— Start DATASET RECORDS —

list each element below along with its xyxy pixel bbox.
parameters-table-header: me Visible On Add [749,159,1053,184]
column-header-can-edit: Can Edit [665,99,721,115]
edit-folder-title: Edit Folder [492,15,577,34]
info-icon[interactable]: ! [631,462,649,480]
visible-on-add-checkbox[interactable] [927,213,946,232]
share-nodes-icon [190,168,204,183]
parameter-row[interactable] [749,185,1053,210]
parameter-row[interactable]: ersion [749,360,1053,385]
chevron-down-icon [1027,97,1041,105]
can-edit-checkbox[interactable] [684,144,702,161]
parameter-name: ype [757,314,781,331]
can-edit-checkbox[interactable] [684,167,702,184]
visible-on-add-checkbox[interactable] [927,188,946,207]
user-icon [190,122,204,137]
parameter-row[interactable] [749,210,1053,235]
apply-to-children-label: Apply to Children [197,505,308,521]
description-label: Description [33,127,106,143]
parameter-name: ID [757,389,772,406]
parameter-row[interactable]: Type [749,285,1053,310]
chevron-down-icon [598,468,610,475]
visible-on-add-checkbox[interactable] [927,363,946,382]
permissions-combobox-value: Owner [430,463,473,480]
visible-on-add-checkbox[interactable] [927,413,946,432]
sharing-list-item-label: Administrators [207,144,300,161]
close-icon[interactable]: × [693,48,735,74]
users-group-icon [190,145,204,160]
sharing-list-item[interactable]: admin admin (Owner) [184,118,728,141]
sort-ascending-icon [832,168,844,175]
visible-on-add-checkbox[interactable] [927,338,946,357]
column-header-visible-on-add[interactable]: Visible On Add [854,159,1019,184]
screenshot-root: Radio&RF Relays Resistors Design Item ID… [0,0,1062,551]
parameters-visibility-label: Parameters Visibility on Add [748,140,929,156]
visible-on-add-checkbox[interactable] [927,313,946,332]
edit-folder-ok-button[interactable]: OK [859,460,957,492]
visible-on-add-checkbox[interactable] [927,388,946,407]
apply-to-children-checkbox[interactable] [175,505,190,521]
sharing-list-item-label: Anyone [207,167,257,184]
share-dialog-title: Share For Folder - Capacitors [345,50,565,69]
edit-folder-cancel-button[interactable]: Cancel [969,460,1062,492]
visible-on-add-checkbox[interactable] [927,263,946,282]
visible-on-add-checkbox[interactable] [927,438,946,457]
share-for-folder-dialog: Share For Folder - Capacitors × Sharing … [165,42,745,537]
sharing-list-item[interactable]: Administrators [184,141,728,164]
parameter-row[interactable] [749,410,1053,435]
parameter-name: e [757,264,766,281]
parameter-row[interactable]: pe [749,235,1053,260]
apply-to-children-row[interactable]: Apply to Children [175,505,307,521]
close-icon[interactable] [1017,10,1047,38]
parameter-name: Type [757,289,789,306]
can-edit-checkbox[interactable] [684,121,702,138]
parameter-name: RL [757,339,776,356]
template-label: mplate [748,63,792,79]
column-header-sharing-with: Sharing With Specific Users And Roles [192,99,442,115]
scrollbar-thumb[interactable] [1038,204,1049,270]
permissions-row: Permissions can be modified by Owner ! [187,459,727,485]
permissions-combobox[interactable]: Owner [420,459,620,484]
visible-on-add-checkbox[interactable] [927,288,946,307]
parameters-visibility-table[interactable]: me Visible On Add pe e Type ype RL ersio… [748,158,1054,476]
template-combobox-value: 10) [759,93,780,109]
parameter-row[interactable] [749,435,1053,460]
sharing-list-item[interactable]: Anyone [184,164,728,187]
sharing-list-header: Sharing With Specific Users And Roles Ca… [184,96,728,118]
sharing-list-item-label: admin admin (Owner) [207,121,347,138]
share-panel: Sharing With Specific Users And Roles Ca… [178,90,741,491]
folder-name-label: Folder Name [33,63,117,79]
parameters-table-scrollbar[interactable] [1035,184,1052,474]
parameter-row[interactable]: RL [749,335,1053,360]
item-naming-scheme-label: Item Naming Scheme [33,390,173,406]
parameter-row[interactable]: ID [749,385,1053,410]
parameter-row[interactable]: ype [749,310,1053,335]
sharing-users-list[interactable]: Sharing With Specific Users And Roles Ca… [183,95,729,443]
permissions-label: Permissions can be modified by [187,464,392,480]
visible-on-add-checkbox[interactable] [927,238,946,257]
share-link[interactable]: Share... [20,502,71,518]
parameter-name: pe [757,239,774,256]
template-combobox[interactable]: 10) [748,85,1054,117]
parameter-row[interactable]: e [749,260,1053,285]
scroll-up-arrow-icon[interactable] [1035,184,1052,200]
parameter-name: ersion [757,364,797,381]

— End DATASET RECORDS —

### GOAL:
Copy every one of the records above line for line, with no changes.

### RESULT:
list each element below along with its xyxy pixel bbox.
parameters-table-header: me Visible On Add [749,159,1053,184]
column-header-can-edit: Can Edit [665,99,721,115]
edit-folder-title: Edit Folder [492,15,577,34]
info-icon[interactable]: ! [631,462,649,480]
visible-on-add-checkbox[interactable] [927,213,946,232]
share-nodes-icon [190,168,204,183]
parameter-row[interactable] [749,185,1053,210]
parameter-row[interactable]: ersion [749,360,1053,385]
chevron-down-icon [1027,97,1041,105]
can-edit-checkbox[interactable] [684,144,702,161]
parameter-name: ype [757,314,781,331]
can-edit-checkbox[interactable] [684,167,702,184]
visible-on-add-checkbox[interactable] [927,188,946,207]
user-icon [190,122,204,137]
parameter-row[interactable] [749,210,1053,235]
apply-to-children-label: Apply to Children [197,505,308,521]
description-label: Description [33,127,106,143]
parameter-name: ID [757,389,772,406]
parameter-row[interactable]: Type [749,285,1053,310]
chevron-down-icon [598,468,610,475]
visible-on-add-checkbox[interactable] [927,363,946,382]
permissions-combobox-value: Owner [430,463,473,480]
visible-on-add-checkbox[interactable] [927,413,946,432]
sharing-list-item-label: Administrators [207,144,300,161]
close-icon[interactable]: × [693,48,735,74]
users-group-icon [190,145,204,160]
sharing-list-item[interactable]: admin admin (Owner) [184,118,728,141]
sort-ascending-icon [832,168,844,175]
visible-on-add-checkbox[interactable] [927,338,946,357]
column-header-visible-on-add[interactable]: Visible On Add [854,159,1019,184]
screenshot-root: Radio&RF Relays Resistors Design Item ID… [0,0,1062,551]
parameters-visibility-label: Parameters Visibility on Add [748,140,929,156]
visible-on-add-checkbox[interactable] [927,313,946,332]
edit-folder-ok-button[interactable]: OK [859,460,957,492]
visible-on-add-checkbox[interactable] [927,388,946,407]
apply-to-children-checkbox[interactable] [175,505,190,521]
sharing-list-item-label: Anyone [207,167,257,184]
share-dialog-title: Share For Folder - Capacitors [345,50,565,69]
edit-folder-cancel-button[interactable]: Cancel [969,460,1062,492]
visible-on-add-checkbox[interactable] [927,263,946,282]
visible-on-add-checkbox[interactable] [927,438,946,457]
share-for-folder-dialog: Share For Folder - Capacitors × Sharing … [165,42,745,537]
sharing-list-item[interactable]: Administrators [184,141,728,164]
parameter-row[interactable] [749,410,1053,435]
parameter-name: e [757,264,766,281]
parameter-row[interactable]: pe [749,235,1053,260]
apply-to-children-row[interactable]: Apply to Children [175,505,307,521]
close-icon[interactable] [1017,10,1047,38]
parameter-name: Type [757,289,789,306]
can-edit-checkbox[interactable] [684,121,702,138]
parameter-name: RL [757,339,776,356]
template-label: mplate [748,63,792,79]
column-header-sharing-with: Sharing With Specific Users And Roles [192,99,442,115]
scrollbar-thumb[interactable] [1038,204,1049,270]
permissions-row: Permissions can be modified by Owner ! [187,459,727,485]
permissions-combobox[interactable]: Owner [420,459,620,484]
visible-on-add-checkbox[interactable] [927,288,946,307]
parameters-visibility-table[interactable]: me Visible On Add pe e Type ype RL ersio… [748,158,1054,476]
template-combobox-value: 10) [759,93,780,109]
parameter-row[interactable] [749,435,1053,460]
sharing-list-item[interactable]: Anyone [184,164,728,187]
sharing-list-header: Sharing With Specific Users And Roles Ca… [184,96,728,118]
sharing-list-item-label: admin admin (Owner) [207,121,347,138]
share-panel: Sharing With Specific Users And Roles Ca… [178,90,741,491]
folder-name-label: Folder Name [33,63,117,79]
parameters-table-scrollbar[interactable] [1035,184,1052,474]
parameter-row[interactable]: RL [749,335,1053,360]
item-naming-scheme-label: Item Naming Scheme [33,390,173,406]
parameter-row[interactable]: ID [749,385,1053,410]
parameter-row[interactable]: ype [749,310,1053,335]
sharing-users-list[interactable]: Sharing With Specific Users And Roles Ca… [183,95,729,443]
permissions-label: Permissions can be modified by [187,464,392,480]
visible-on-add-checkbox[interactable] [927,238,946,257]
share-link[interactable]: Share... [20,502,71,518]
parameter-name: pe [757,239,774,256]
template-combobox[interactable]: 10) [748,85,1054,117]
parameter-row[interactable]: e [749,260,1053,285]
scroll-up-arrow-icon[interactable] [1035,184,1052,200]
parameter-name: ersion [757,364,797,381]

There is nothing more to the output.